■ **Directive**: Look through the data below. Collect every line where the word "здоровья" occurs.

■ **Provided entries**:
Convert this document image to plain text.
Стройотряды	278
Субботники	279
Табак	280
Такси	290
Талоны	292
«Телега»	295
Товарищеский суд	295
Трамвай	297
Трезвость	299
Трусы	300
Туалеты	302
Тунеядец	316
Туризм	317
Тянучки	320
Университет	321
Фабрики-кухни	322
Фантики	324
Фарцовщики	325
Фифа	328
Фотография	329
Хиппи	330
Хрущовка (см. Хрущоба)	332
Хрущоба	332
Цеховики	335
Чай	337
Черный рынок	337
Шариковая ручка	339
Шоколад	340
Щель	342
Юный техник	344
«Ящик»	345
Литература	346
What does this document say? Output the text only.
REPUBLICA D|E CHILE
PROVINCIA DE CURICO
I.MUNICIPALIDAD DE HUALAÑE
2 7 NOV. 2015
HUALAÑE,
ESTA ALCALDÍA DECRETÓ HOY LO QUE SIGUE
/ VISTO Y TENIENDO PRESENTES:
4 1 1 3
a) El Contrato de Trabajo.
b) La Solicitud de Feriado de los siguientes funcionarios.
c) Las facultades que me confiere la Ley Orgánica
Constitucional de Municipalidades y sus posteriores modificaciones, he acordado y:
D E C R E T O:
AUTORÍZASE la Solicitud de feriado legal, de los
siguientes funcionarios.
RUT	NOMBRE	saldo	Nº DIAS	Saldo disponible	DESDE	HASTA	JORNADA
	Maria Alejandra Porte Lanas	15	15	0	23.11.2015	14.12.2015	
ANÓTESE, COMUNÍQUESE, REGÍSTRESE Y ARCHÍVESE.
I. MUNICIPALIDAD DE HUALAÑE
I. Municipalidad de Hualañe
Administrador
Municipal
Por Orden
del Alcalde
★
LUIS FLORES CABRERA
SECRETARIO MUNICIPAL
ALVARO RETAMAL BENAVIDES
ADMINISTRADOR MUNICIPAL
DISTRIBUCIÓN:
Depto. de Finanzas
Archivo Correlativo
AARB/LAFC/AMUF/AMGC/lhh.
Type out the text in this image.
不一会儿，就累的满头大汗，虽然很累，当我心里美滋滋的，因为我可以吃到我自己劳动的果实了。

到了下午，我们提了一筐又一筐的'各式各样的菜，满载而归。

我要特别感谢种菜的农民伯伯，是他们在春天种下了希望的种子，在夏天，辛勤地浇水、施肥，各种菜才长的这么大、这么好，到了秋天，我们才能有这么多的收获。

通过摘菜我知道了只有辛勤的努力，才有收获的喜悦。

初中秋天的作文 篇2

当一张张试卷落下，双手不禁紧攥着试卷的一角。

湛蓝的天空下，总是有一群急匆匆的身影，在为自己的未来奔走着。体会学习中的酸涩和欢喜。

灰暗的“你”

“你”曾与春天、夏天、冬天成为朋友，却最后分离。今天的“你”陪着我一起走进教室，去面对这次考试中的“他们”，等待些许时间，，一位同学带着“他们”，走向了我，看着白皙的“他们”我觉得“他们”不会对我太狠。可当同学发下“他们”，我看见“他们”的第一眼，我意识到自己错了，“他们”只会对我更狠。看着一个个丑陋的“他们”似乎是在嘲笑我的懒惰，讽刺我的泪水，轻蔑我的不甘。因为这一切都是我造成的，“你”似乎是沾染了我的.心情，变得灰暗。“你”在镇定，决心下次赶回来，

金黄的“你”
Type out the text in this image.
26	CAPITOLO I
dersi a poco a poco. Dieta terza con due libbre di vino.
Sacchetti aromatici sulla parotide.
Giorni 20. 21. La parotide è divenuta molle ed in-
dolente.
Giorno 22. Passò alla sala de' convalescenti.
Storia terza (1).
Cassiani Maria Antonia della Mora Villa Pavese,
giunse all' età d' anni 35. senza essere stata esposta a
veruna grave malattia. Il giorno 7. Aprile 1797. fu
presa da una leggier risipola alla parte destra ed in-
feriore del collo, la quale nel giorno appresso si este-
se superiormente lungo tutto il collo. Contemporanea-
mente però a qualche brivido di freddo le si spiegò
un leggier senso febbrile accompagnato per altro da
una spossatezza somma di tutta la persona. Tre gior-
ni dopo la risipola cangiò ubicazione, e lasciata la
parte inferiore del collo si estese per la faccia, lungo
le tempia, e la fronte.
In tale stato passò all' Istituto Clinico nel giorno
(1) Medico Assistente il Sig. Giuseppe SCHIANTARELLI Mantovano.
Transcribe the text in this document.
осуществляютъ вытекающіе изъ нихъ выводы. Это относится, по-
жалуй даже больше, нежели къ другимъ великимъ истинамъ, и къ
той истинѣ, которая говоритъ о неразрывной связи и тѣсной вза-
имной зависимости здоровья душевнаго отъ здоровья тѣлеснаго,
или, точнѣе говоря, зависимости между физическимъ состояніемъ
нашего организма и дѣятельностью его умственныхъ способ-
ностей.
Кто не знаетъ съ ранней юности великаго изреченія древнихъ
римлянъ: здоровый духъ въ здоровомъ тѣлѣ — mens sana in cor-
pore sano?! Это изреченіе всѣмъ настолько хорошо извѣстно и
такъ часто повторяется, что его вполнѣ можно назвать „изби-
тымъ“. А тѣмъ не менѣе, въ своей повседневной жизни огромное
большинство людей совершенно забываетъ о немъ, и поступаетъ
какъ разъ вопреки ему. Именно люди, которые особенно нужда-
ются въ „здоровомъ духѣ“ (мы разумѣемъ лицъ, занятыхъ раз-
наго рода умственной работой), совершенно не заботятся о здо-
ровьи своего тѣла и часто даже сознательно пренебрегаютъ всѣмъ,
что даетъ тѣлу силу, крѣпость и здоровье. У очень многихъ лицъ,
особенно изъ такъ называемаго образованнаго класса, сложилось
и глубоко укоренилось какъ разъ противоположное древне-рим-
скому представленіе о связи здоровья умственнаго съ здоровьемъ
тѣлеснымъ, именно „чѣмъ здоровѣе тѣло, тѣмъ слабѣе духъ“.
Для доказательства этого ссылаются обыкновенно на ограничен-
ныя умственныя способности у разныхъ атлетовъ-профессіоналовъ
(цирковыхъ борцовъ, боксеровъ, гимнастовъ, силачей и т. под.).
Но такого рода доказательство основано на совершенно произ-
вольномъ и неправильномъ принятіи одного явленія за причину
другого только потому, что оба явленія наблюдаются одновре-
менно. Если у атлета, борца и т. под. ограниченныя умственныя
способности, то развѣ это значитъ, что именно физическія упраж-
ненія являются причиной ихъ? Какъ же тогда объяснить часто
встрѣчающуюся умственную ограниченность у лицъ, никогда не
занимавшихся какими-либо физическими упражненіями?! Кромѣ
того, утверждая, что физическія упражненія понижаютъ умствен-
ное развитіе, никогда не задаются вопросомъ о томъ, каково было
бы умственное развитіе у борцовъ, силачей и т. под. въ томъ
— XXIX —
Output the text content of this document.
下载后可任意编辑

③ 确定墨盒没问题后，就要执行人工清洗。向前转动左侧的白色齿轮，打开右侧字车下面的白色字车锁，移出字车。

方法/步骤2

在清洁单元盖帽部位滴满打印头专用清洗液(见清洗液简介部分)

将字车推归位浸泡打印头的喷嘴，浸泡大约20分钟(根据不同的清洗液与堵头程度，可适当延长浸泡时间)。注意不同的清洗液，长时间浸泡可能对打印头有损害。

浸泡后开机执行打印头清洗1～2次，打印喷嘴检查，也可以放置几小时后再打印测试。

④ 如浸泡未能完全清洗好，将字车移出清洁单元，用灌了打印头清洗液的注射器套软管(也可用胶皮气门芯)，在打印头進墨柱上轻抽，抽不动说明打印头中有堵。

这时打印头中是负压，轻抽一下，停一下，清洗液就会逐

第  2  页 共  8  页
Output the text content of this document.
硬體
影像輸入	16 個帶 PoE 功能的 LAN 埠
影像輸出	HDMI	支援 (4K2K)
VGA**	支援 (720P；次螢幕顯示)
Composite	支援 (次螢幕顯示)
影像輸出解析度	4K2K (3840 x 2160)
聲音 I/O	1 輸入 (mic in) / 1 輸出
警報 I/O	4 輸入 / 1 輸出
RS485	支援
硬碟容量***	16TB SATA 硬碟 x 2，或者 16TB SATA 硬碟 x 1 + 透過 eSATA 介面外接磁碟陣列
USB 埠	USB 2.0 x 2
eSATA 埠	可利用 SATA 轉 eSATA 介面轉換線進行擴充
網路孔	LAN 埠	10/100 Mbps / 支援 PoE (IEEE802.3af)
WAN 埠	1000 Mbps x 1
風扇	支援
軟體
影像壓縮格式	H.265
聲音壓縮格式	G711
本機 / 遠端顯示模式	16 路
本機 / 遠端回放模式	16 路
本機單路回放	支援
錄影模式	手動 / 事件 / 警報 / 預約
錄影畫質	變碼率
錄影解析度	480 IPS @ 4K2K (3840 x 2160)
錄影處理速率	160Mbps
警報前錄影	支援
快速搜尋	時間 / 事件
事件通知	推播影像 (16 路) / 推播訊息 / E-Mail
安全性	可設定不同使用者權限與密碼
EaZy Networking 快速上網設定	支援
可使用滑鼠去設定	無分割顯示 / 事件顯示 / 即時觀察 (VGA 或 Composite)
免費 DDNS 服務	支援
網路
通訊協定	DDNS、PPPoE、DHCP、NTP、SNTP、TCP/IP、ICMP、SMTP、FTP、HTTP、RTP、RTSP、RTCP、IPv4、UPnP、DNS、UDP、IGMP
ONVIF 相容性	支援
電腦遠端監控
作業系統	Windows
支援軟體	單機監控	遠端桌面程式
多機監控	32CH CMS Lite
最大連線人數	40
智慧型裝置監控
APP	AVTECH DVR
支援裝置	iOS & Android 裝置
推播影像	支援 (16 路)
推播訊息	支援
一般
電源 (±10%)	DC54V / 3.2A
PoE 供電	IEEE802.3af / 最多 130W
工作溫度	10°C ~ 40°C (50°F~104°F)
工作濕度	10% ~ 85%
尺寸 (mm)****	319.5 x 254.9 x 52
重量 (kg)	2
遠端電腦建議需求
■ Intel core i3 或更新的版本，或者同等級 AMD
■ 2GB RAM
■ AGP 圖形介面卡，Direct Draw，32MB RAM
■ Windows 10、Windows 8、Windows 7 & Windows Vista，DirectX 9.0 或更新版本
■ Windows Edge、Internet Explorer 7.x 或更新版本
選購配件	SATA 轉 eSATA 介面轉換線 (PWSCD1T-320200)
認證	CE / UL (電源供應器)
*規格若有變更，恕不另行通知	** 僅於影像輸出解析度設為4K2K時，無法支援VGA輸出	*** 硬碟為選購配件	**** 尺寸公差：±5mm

■ **Response below**:
имной зависимости здоровья душевнаго отъ здоровья тѣлеснаго,
скому представленіе о связи здоровья умственнаго съ здоровьемъ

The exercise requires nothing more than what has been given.